• GOAL:
Which lines have the string "abad"? Copy all of them from the entries below.

Dataset excerpts

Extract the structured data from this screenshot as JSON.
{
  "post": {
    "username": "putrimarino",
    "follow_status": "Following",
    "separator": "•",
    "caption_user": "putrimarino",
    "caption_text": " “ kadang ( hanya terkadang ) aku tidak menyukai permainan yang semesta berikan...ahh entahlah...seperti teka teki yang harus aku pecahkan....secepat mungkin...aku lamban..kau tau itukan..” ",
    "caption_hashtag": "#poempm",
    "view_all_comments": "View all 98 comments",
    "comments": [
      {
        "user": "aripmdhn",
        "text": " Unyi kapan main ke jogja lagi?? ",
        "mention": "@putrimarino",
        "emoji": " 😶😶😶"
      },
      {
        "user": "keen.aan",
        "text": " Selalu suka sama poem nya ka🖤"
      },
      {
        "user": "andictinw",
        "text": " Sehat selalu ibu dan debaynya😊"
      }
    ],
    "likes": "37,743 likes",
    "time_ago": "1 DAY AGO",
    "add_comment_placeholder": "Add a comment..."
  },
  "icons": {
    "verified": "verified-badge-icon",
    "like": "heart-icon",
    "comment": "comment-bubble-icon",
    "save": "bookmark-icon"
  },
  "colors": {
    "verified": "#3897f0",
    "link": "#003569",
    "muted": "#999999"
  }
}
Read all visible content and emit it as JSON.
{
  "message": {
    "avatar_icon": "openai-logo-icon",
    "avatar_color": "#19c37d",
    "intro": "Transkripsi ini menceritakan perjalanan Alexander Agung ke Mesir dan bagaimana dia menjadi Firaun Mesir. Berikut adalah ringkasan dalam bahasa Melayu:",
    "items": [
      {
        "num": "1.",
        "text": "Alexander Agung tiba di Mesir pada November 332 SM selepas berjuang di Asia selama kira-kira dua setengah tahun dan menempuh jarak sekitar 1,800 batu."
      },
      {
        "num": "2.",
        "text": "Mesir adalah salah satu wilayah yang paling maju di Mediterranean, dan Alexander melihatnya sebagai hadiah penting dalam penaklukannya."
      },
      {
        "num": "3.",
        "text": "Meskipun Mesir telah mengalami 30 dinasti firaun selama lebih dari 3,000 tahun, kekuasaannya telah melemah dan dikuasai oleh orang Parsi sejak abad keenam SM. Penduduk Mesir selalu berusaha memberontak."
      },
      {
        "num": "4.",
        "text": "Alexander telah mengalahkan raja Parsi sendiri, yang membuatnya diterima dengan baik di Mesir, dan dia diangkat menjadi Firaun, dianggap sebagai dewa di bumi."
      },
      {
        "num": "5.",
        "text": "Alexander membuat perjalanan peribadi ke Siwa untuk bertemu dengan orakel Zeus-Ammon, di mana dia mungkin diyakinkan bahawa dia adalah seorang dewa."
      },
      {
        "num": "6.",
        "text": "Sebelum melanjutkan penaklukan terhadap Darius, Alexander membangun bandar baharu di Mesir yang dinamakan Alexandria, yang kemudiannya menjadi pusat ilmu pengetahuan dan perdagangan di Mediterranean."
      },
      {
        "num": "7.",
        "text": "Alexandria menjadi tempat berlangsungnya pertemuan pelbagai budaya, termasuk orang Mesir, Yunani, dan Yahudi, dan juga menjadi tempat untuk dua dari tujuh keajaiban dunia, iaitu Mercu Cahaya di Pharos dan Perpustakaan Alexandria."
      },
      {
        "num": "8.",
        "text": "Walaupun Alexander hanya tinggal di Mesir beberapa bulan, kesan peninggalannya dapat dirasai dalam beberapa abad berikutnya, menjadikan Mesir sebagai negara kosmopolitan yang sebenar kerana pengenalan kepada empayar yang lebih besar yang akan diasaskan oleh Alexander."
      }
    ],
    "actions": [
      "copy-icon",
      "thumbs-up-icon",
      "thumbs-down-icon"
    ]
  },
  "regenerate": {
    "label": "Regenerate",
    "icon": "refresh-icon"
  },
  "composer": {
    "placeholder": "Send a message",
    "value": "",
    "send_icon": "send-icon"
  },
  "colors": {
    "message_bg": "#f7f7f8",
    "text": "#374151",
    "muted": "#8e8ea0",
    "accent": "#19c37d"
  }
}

---

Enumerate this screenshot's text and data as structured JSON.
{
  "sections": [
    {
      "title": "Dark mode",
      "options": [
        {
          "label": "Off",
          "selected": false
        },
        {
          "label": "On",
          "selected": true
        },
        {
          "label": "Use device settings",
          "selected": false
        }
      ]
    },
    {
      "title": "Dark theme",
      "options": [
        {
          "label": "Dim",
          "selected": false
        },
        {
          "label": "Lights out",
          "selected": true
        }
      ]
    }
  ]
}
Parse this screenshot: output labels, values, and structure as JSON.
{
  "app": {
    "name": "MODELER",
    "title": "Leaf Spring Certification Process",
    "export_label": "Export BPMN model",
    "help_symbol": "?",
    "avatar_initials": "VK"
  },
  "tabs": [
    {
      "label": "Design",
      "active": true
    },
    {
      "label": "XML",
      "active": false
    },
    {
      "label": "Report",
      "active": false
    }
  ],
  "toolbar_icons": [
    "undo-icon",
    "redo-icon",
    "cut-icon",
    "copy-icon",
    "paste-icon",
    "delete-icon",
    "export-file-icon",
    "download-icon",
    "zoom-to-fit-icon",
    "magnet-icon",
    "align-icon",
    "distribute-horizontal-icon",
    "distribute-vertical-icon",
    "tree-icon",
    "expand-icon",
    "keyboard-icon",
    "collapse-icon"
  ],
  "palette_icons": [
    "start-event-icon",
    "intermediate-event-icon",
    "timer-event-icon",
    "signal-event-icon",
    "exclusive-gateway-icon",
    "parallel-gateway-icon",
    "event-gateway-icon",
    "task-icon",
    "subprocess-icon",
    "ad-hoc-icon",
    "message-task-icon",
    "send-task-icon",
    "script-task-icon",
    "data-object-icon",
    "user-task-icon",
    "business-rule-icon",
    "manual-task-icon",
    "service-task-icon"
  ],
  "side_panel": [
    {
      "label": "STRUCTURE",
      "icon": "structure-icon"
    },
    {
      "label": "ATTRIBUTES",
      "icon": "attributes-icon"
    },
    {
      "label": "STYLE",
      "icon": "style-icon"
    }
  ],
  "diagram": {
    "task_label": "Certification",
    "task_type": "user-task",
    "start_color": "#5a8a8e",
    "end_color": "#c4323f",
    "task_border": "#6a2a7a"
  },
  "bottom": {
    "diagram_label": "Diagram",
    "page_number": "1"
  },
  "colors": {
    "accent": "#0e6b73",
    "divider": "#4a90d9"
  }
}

• SOLUTION:
        "text": "Meskipun Mesir telah mengalami 30 dinasti firaun selama lebih dari 3,000 tahun, kekuasaannya telah melemah dan dikuasai oleh orang Parsi sejak abad keenam SM. Penduduk Mesir selalu berusaha memberontak."
        "text": "Walaupun Alexander hanya tinggal di Mesir beberapa bulan, kesan peninggalannya dapat dirasai dalam beberapa abad berikutnya, menjadikan Mesir sebagai negara kosmopolitan yang sebenar kerana pengenalan kepada empayar yang lebih besar yang akan diasaskan oleh Alexander."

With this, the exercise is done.